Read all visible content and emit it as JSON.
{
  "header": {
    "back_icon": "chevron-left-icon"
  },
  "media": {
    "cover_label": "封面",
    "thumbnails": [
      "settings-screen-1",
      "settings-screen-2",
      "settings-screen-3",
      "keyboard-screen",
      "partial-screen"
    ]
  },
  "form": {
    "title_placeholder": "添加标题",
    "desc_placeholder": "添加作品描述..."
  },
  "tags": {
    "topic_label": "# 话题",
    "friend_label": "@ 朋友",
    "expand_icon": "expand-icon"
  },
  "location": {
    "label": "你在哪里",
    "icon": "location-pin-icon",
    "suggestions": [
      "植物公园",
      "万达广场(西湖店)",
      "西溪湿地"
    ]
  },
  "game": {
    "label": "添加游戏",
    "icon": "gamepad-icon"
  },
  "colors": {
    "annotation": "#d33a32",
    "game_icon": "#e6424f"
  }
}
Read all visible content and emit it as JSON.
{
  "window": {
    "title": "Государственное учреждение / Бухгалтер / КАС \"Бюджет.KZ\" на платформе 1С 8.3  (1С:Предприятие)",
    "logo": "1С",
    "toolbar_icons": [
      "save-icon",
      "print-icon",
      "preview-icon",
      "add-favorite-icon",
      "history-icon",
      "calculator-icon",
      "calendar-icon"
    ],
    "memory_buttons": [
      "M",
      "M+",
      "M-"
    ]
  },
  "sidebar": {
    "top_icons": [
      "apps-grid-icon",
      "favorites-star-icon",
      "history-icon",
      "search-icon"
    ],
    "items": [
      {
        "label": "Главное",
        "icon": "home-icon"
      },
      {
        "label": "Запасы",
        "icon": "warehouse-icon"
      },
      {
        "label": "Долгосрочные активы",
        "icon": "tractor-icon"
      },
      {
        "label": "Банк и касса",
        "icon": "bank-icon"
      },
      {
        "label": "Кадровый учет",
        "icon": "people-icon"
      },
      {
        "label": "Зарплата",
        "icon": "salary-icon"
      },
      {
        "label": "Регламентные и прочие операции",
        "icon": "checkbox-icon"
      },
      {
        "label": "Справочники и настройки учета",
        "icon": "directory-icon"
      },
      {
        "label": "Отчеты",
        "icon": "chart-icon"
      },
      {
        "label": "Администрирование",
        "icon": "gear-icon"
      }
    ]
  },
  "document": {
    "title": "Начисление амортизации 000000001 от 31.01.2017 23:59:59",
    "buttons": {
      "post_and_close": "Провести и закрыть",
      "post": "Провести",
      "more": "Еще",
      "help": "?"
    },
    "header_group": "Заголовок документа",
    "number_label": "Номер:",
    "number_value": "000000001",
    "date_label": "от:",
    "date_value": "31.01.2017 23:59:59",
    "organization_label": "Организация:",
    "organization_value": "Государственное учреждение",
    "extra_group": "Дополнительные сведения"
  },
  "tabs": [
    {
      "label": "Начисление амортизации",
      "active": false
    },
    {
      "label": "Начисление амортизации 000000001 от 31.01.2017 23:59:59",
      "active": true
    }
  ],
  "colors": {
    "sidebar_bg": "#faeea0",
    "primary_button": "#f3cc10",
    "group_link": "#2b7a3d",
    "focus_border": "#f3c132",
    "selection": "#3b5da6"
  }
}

+-------+

EXERCISE BRIEF: Using the listing above, please repeat every entry exactly.

OUTPUT FOR THIS EXERCISE:
Read all visible content and emit it as JSON.
{
  "header": {
    "back_icon": "chevron-left-icon"
  },
  "media": {
    "cover_label": "封面",
    "thumbnails": [
      "settings-screen-1",
      "settings-screen-2",
      "settings-screen-3",
      "keyboard-screen",
      "partial-screen"
    ]
  },
  "form": {
    "title_placeholder": "添加标题",
    "desc_placeholder": "添加作品描述..."
  },
  "tags": {
    "topic_label": "# 话题",
    "friend_label": "@ 朋友",
    "expand_icon": "expand-icon"
  },
  "location": {
    "label": "你在哪里",
    "icon": "location-pin-icon",
    "suggestions": [
      "植物公园",
      "万达广场(西湖店)",
      "西溪湿地"
    ]
  },
  "game": {
    "label": "添加游戏",
    "icon": "gamepad-icon"
  },
  "colors": {
    "annotation": "#d33a32",
    "game_icon": "#e6424f"
  }
}
Read all visible content and emit it as JSON.
{
  "window": {
    "title": "Государственное учреждение / Бухгалтер / КАС \"Бюджет.KZ\" на платформе 1С 8.3  (1С:Предприятие)",
    "logo": "1С",
    "toolbar_icons": [
      "save-icon",
      "print-icon",
      "preview-icon",
      "add-favorite-icon",
      "history-icon",
      "calculator-icon",
      "calendar-icon"
    ],
    "memory_buttons": [
      "M",
      "M+",
      "M-"
    ]
  },
  "sidebar": {
    "top_icons": [
      "apps-grid-icon",
      "favorites-star-icon",
      "history-icon",
      "search-icon"
    ],
    "items": [
      {
        "label": "Главное",
        "icon": "home-icon"
      },
      {
        "label": "Запасы",
        "icon": "warehouse-icon"
      },
      {
        "label": "Долгосрочные активы",
        "icon": "tractor-icon"
      },
      {
        "label": "Банк и касса",
        "icon": "bank-icon"
      },
      {
        "label": "Кадровый учет",
        "icon": "people-icon"
      },
      {
        "label": "Зарплата",
        "icon": "salary-icon"
      },
      {
        "label": "Регламентные и прочие операции",
        "icon": "checkbox-icon"
      },
      {
        "label": "Справочники и настройки учета",
        "icon": "directory-icon"
      },
      {
        "label": "Отчеты",
        "icon": "chart-icon"
      },
      {
        "label": "Администрирование",
        "icon": "gear-icon"
      }
    ]
  },
  "document": {
    "title": "Начисление амортизации 000000001 от 31.01.2017 23:59:59",
    "buttons": {
      "post_and_close": "Провести и закрыть",
      "post": "Провести",
      "more": "Еще",
      "help": "?"
    },
    "header_group": "Заголовок документа",
    "number_label": "Номер:",
    "number_value": "000000001",
    "date_label": "от:",
    "date_value": "31.01.2017 23:59:59",
    "organization_label": "Организация:",
    "organization_value": "Государственное учреждение",
    "extra_group": "Дополнительные сведения"
  },
  "tabs": [
    {
      "label": "Начисление амортизации",
      "active": false
    },
    {
      "label": "Начисление амортизации 000000001 от 31.01.2017 23:59:59",
      "active": true
    }
  ],
  "colors": {
    "sidebar_bg": "#faeea0",
    "primary_button": "#f3cc10",
    "group_link": "#2b7a3d",
    "focus_border": "#f3c132",
    "selection": "#3b5da6"
  }
}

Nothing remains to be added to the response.